- The exercise
Copy each of the entries below faithfully, setting aside any pictures.
* * * * * * * * *
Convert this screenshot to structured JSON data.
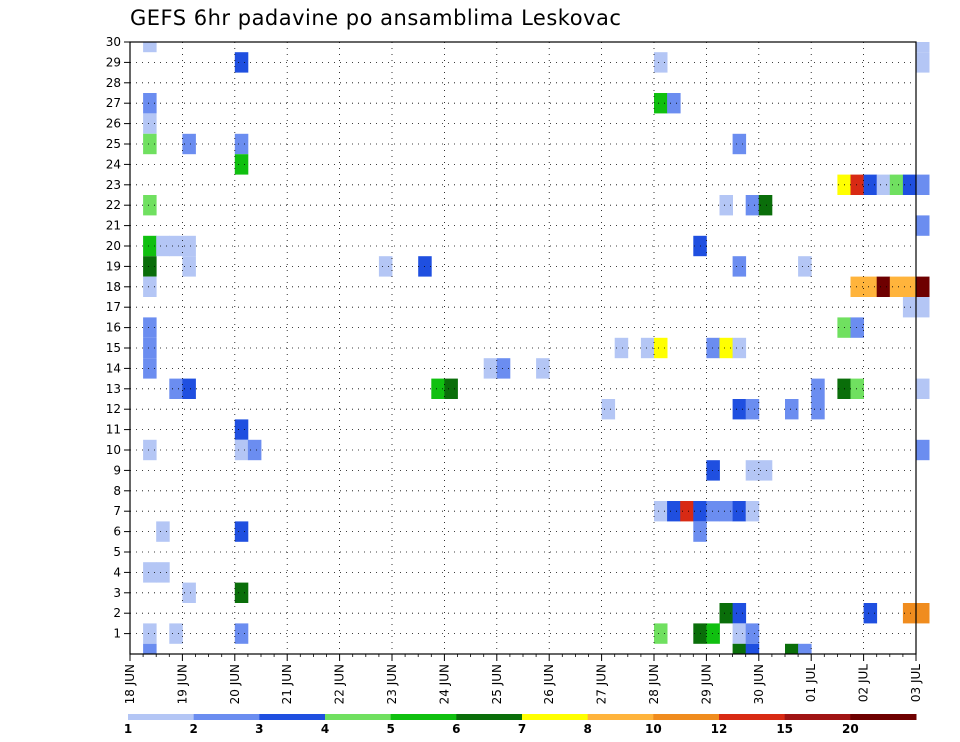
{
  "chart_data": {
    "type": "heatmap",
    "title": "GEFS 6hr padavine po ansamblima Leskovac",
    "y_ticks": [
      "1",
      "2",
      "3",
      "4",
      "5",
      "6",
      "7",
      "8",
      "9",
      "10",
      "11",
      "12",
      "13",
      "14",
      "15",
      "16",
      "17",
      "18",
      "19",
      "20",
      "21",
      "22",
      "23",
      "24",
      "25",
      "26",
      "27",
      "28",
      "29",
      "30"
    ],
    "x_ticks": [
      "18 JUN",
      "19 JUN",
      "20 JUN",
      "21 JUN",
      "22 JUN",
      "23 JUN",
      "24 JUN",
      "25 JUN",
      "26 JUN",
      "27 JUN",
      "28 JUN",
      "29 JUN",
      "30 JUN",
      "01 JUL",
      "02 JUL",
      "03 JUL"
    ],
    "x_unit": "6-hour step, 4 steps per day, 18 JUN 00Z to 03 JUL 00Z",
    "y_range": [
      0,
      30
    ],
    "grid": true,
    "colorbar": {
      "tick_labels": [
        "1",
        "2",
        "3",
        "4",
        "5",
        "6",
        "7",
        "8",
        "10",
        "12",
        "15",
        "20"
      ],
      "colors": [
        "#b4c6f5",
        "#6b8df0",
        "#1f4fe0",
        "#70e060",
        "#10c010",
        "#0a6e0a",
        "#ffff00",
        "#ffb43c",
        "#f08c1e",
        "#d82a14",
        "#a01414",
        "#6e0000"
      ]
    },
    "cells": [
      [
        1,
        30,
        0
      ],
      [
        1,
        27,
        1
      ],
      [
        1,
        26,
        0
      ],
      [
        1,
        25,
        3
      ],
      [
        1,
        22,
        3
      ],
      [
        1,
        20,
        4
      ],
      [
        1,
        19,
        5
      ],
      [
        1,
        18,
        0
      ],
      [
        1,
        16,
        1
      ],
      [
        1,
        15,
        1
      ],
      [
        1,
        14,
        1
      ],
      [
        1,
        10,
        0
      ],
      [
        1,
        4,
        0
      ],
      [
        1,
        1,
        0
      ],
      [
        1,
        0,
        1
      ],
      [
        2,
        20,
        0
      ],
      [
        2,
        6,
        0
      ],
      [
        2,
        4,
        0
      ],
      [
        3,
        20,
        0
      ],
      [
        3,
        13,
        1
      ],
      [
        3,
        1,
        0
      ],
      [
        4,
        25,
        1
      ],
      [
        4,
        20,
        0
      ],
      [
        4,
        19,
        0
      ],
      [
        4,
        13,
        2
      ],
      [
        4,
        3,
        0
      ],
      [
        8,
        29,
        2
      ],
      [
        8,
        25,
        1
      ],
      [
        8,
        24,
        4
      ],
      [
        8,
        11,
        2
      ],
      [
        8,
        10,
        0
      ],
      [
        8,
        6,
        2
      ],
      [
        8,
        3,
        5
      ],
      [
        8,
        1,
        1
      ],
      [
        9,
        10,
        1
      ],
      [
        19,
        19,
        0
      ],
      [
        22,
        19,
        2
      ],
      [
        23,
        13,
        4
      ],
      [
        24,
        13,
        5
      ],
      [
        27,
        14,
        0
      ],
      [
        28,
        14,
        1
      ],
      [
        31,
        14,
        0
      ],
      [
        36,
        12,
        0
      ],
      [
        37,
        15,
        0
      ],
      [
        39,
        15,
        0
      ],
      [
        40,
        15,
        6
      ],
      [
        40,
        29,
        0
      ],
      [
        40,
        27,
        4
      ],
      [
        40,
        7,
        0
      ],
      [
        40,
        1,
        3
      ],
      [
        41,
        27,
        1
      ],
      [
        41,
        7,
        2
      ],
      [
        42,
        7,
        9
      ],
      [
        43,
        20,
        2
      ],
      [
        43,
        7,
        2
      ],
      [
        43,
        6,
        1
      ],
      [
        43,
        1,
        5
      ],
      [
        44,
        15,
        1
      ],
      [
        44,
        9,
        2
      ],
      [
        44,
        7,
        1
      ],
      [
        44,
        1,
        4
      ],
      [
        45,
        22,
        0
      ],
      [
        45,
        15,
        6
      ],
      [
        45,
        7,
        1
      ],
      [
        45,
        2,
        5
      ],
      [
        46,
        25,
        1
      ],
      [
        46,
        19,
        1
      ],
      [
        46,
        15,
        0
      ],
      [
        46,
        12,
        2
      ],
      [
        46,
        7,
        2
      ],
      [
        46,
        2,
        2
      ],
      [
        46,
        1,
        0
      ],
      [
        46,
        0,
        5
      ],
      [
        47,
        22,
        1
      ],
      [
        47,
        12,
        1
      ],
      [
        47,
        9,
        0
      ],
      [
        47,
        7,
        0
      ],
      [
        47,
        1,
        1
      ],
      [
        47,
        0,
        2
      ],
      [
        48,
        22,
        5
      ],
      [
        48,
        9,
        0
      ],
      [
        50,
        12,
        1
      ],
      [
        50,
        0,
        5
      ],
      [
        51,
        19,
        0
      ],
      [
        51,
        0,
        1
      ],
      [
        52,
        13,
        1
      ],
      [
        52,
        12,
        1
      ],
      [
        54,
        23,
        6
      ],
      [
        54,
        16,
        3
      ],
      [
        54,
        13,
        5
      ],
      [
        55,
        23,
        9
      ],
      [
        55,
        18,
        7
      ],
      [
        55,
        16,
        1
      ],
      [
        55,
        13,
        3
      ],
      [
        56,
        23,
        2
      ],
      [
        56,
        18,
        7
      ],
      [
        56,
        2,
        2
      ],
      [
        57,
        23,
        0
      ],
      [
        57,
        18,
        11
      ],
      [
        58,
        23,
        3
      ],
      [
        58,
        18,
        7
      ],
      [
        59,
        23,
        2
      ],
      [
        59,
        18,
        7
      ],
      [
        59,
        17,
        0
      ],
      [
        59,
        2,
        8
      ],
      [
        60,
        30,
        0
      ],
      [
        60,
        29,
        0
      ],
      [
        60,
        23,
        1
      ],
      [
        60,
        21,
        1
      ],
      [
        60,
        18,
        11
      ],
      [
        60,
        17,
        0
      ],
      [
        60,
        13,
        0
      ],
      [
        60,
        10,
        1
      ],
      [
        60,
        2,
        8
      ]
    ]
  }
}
* * * * * * * * *
- Final result
Convert this screenshot to structured JSON data.
{
  "chart_data": {
    "type": "heatmap",
    "title": "GEFS 6hr padavine po ansamblima Leskovac",
    "y_ticks": [
      "1",
      "2",
      "3",
      "4",
      "5",
      "6",
      "7",
      "8",
      "9",
      "10",
      "11",
      "12",
      "13",
      "14",
      "15",
      "16",
      "17",
      "18",
      "19",
      "20",
      "21",
      "22",
      "23",
      "24",
      "25",
      "26",
      "27",
      "28",
      "29",
      "30"
    ],
    "x_ticks": [
      "18 JUN",
      "19 JUN",
      "20 JUN",
      "21 JUN",
      "22 JUN",
      "23 JUN",
      "24 JUN",
      "25 JUN",
      "26 JUN",
      "27 JUN",
      "28 JUN",
      "29 JUN",
      "30 JUN",
      "01 JUL",
      "02 JUL",
      "03 JUL"
    ],
    "x_unit": "6-hour step, 4 steps per day, 18 JUN 00Z to 03 JUL 00Z",
    "y_range": [
      0,
      30
    ],
    "grid": true,
    "colorbar": {
      "tick_labels": [
        "1",
        "2",
        "3",
        "4",
        "5",
        "6",
        "7",
        "8",
        "10",
        "12",
        "15",
        "20"
      ],
      "colors": [
        "#b4c6f5",
        "#6b8df0",
        "#1f4fe0",
        "#70e060",
        "#10c010",
        "#0a6e0a",
        "#ffff00",
        "#ffb43c",
        "#f08c1e",
        "#d82a14",
        "#a01414",
        "#6e0000"
      ]
    },
    "cells": [
      [
        1,
        30,
        0
      ],
      [
        1,
        27,
        1
      ],
      [
        1,
        26,
        0
      ],
      [
        1,
        25,
        3
      ],
      [
        1,
        22,
        3
      ],
      [
        1,
        20,
        4
      ],
      [
        1,
        19,
        5
      ],
      [
        1,
        18,
        0
      ],
      [
        1,
        16,
        1
      ],
      [
        1,
        15,
        1
      ],
      [
        1,
        14,
        1
      ],
      [
        1,
        10,
        0
      ],
      [
        1,
        4,
        0
      ],
      [
        1,
        1,
        0
      ],
      [
        1,
        0,
        1
      ],
      [
        2,
        20,
        0
      ],
      [
        2,
        6,
        0
      ],
      [
        2,
        4,
        0
      ],
      [
        3,
        20,
        0
      ],
      [
        3,
        13,
        1
      ],
      [
        3,
        1,
        0
      ],
      [
        4,
        25,
        1
      ],
      [
        4,
        20,
        0
      ],
      [
        4,
        19,
        0
      ],
      [
        4,
        13,
        2
      ],
      [
        4,
        3,
        0
      ],
      [
        8,
        29,
        2
      ],
      [
        8,
        25,
        1
      ],
      [
        8,
        24,
        4
      ],
      [
        8,
        11,
        2
      ],
      [
        8,
        10,
        0
      ],
      [
        8,
        6,
        2
      ],
      [
        8,
        3,
        5
      ],
      [
        8,
        1,
        1
      ],
      [
        9,
        10,
        1
      ],
      [
        19,
        19,
        0
      ],
      [
        22,
        19,
        2
      ],
      [
        23,
        13,
        4
      ],
      [
        24,
        13,
        5
      ],
      [
        27,
        14,
        0
      ],
      [
        28,
        14,
        1
      ],
      [
        31,
        14,
        0
      ],
      [
        36,
        12,
        0
      ],
      [
        37,
        15,
        0
      ],
      [
        39,
        15,
        0
      ],
      [
        40,
        15,
        6
      ],
      [
        40,
        29,
        0
      ],
      [
        40,
        27,
        4
      ],
      [
        40,
        7,
        0
      ],
      [
        40,
        1,
        3
      ],
      [
        41,
        27,
        1
      ],
      [
        41,
        7,
        2
      ],
      [
        42,
        7,
        9
      ],
      [
        43,
        20,
        2
      ],
      [
        43,
        7,
        2
      ],
      [
        43,
        6,
        1
      ],
      [
        43,
        1,
        5
      ],
      [
        44,
        15,
        1
      ],
      [
        44,
        9,
        2
      ],
      [
        44,
        7,
        1
      ],
      [
        44,
        1,
        4
      ],
      [
        45,
        22,
        0
      ],
      [
        45,
        15,
        6
      ],
      [
        45,
        7,
        1
      ],
      [
        45,
        2,
        5
      ],
      [
        46,
        25,
        1
      ],
      [
        46,
        19,
        1
      ],
      [
        46,
        15,
        0
      ],
      [
        46,
        12,
        2
      ],
      [
        46,
        7,
        2
      ],
      [
        46,
        2,
        2
      ],
      [
        46,
        1,
        0
      ],
      [
        46,
        0,
        5
      ],
      [
        47,
        22,
        1
      ],
      [
        47,
        12,
        1
      ],
      [
        47,
        9,
        0
      ],
      [
        47,
        7,
        0
      ],
      [
        47,
        1,
        1
      ],
      [
        47,
        0,
        2
      ],
      [
        48,
        22,
        5
      ],
      [
        48,
        9,
        0
      ],
      [
        50,
        12,
        1
      ],
      [
        50,
        0,
        5
      ],
      [
        51,
        19,
        0
      ],
      [
        51,
        0,
        1
      ],
      [
        52,
        13,
        1
      ],
      [
        52,
        12,
        1
      ],
      [
        54,
        23,
        6
      ],
      [
        54,
        16,
        3
      ],
      [
        54,
        13,
        5
      ],
      [
        55,
        23,
        9
      ],
      [
        55,
        18,
        7
      ],
      [
        55,
        16,
        1
      ],
      [
        55,
        13,
        3
      ],
      [
        56,
        23,
        2
      ],
      [
        56,
        18,
        7
      ],
      [
        56,
        2,
        2
      ],
      [
        57,
        23,
        0
      ],
      [
        57,
        18,
        11
      ],
      [
        58,
        23,
        3
      ],
      [
        58,
        18,
        7
      ],
      [
        59,
        23,
        2
      ],
      [
        59,
        18,
        7
      ],
      [
        59,
        17,
        0
      ],
      [
        59,
        2,
        8
      ],
      [
        60,
        30,
        0
      ],
      [
        60,
        29,
        0
      ],
      [
        60,
        23,
        1
      ],
      [
        60,
        21,
        1
      ],
      [
        60,
        18,
        11
      ],
      [
        60,
        17,
        0
      ],
      [
        60,
        13,
        0
      ],
      [
        60,
        10,
        1
      ],
      [
        60,
        2,
        8
      ]
    ]
  }
}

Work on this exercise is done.